**Stored data:**

▽

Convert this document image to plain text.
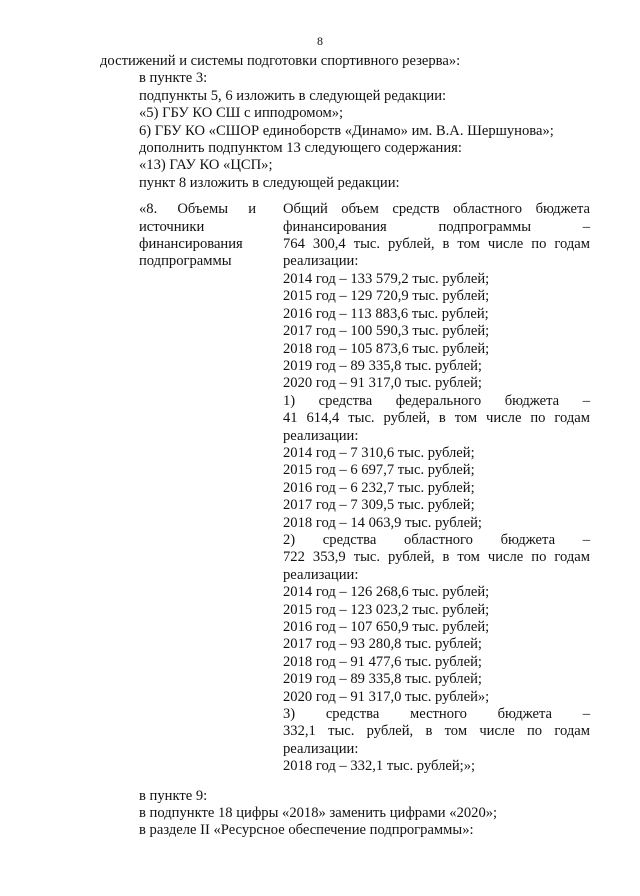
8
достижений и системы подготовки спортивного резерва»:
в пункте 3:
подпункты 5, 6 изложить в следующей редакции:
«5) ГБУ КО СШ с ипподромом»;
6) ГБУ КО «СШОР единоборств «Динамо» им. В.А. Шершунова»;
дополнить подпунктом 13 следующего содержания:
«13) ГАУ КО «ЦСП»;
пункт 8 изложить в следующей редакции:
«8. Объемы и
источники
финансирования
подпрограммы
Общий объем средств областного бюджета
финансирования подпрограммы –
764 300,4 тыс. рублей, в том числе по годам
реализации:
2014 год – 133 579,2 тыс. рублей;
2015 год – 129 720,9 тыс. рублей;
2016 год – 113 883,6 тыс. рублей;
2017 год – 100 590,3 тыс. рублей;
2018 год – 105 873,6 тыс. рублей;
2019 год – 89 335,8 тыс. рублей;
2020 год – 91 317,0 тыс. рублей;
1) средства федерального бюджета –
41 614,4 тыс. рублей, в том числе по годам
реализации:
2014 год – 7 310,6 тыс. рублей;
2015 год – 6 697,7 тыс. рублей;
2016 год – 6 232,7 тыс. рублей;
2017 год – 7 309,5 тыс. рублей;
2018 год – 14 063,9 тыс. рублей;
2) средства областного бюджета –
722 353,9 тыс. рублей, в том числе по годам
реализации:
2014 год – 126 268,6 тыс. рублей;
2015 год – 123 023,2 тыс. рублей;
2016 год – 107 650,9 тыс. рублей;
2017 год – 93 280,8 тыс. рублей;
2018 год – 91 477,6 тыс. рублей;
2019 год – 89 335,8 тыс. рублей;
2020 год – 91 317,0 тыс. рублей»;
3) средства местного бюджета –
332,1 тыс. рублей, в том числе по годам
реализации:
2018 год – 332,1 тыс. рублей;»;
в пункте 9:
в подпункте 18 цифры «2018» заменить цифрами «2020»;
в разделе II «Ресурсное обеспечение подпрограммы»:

△
▽

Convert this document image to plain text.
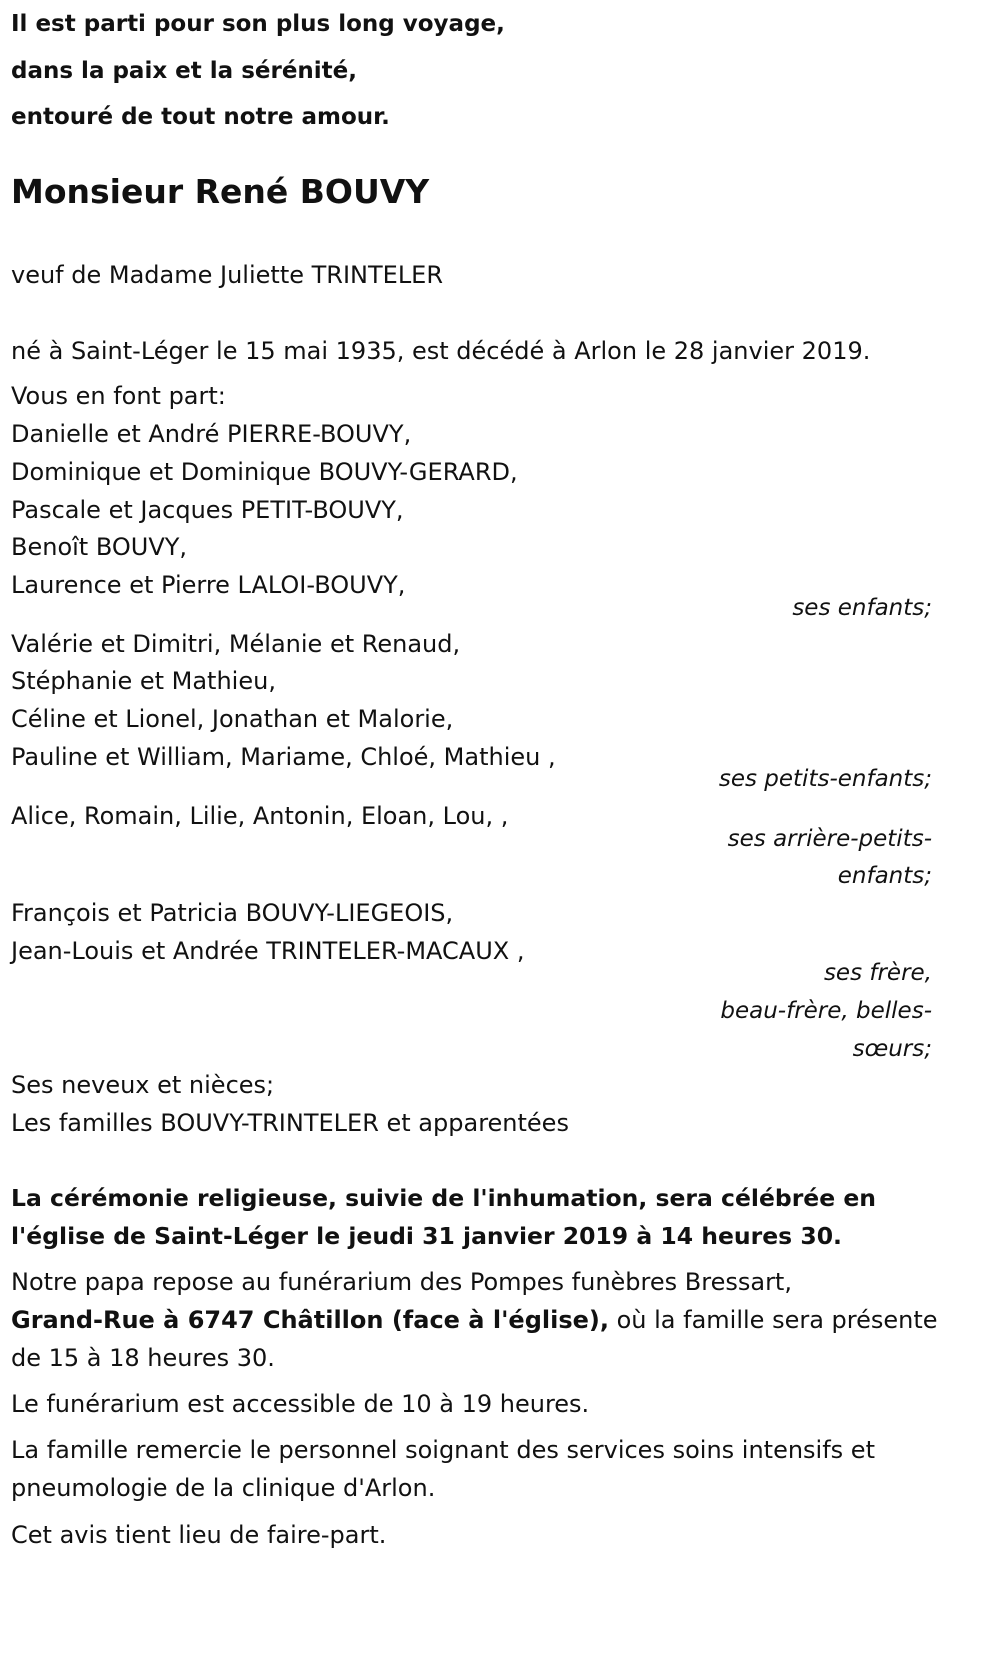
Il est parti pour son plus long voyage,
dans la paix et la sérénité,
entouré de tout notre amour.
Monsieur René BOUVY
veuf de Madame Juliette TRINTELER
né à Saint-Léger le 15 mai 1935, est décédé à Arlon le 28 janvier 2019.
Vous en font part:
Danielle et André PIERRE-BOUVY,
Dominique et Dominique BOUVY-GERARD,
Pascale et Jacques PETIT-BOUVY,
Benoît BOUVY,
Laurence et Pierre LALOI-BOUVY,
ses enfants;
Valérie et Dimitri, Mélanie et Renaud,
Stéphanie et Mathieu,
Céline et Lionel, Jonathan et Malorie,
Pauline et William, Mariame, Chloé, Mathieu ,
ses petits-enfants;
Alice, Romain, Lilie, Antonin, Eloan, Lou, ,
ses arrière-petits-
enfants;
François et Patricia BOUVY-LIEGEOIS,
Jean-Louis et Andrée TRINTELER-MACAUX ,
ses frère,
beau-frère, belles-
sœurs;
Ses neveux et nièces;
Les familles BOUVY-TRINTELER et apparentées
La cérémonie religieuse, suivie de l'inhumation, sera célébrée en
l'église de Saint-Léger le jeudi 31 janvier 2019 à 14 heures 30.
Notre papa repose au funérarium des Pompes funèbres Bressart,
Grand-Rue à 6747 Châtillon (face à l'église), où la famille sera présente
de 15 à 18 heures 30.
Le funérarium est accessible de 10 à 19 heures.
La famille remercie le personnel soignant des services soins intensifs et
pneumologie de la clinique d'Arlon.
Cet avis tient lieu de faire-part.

△
▽

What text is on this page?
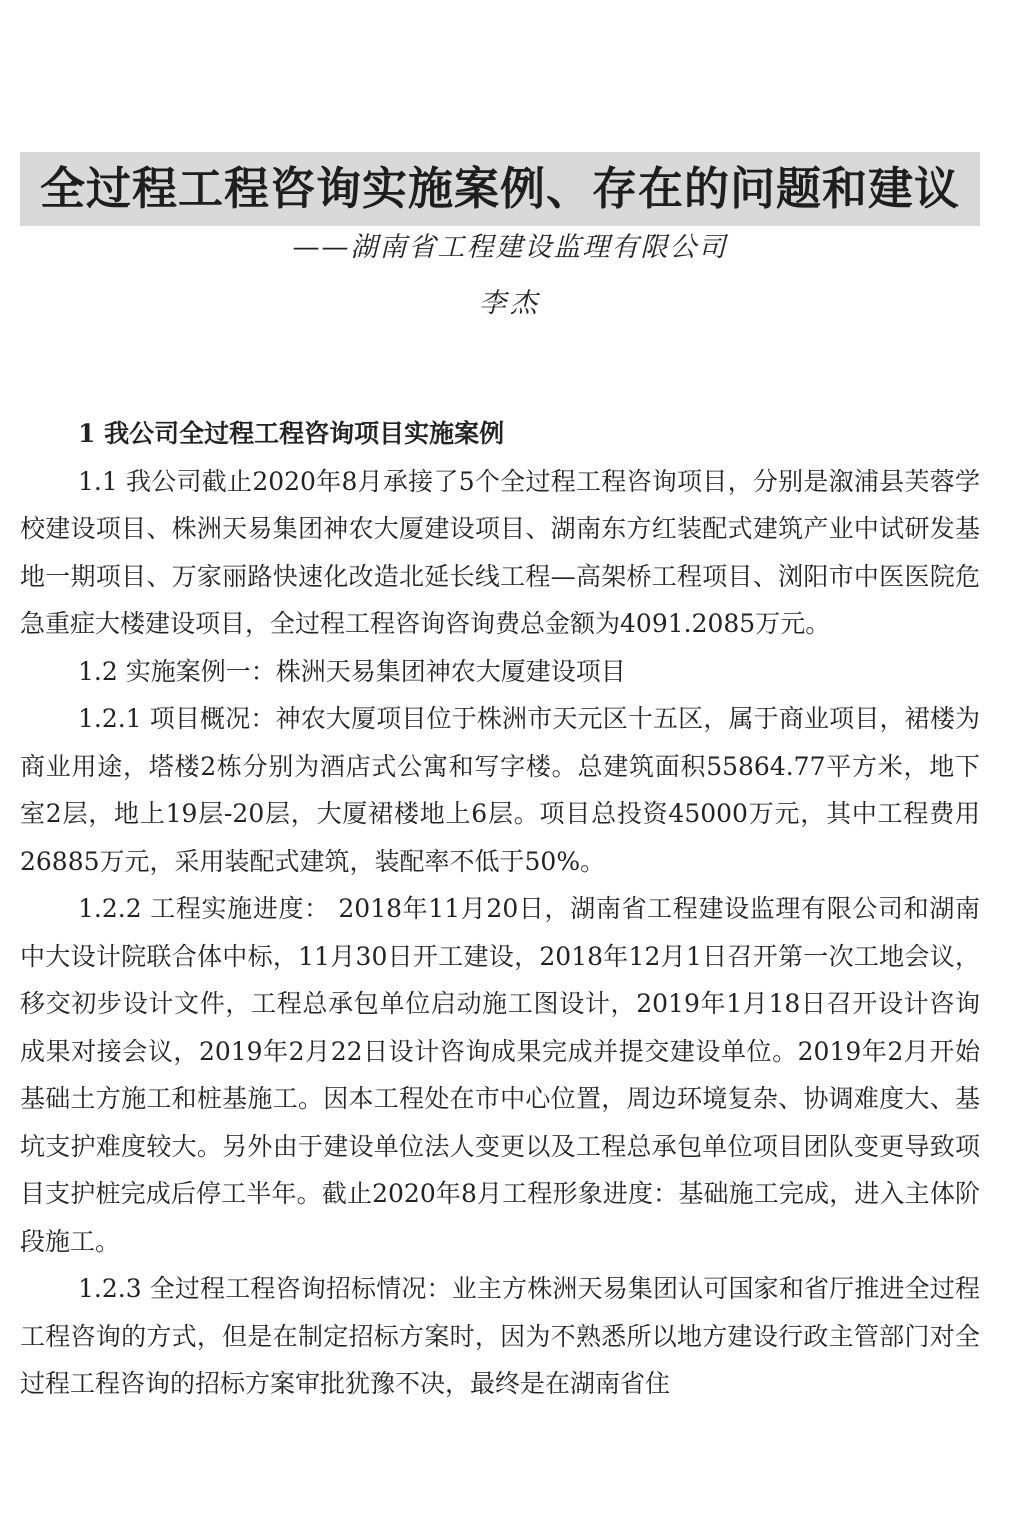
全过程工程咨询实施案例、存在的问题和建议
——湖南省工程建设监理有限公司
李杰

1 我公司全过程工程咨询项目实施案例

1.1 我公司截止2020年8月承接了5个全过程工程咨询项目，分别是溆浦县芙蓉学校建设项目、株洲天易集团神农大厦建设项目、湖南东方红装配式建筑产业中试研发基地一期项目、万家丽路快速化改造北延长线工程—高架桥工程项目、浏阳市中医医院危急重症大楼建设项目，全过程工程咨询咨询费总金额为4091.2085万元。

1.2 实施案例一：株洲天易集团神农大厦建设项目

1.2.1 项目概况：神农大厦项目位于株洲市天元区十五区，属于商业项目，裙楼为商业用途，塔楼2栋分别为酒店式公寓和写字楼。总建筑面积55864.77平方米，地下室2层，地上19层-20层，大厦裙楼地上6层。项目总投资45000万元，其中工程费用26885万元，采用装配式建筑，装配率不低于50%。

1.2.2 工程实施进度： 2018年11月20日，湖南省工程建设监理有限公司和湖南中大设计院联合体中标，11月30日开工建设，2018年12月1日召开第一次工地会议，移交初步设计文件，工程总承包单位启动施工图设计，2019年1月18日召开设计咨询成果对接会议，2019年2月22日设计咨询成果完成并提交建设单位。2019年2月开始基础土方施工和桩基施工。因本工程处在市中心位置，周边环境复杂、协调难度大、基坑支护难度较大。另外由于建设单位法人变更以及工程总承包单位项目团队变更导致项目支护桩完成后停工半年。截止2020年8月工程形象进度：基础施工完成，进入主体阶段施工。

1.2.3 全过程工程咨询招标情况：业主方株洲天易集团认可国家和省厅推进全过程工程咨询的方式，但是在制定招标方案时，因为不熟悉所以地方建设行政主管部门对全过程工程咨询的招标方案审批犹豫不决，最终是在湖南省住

△

**What to produce:**
Gather every line from the listing above in which "TRINTELER" appears, and copy those lines.

**Finished answer:**
veuf de Madame Juliette TRINTELER
Jean-Louis et Andrée TRINTELER-MACAUX ,
Les familles BOUVY-TRINTELER et apparentées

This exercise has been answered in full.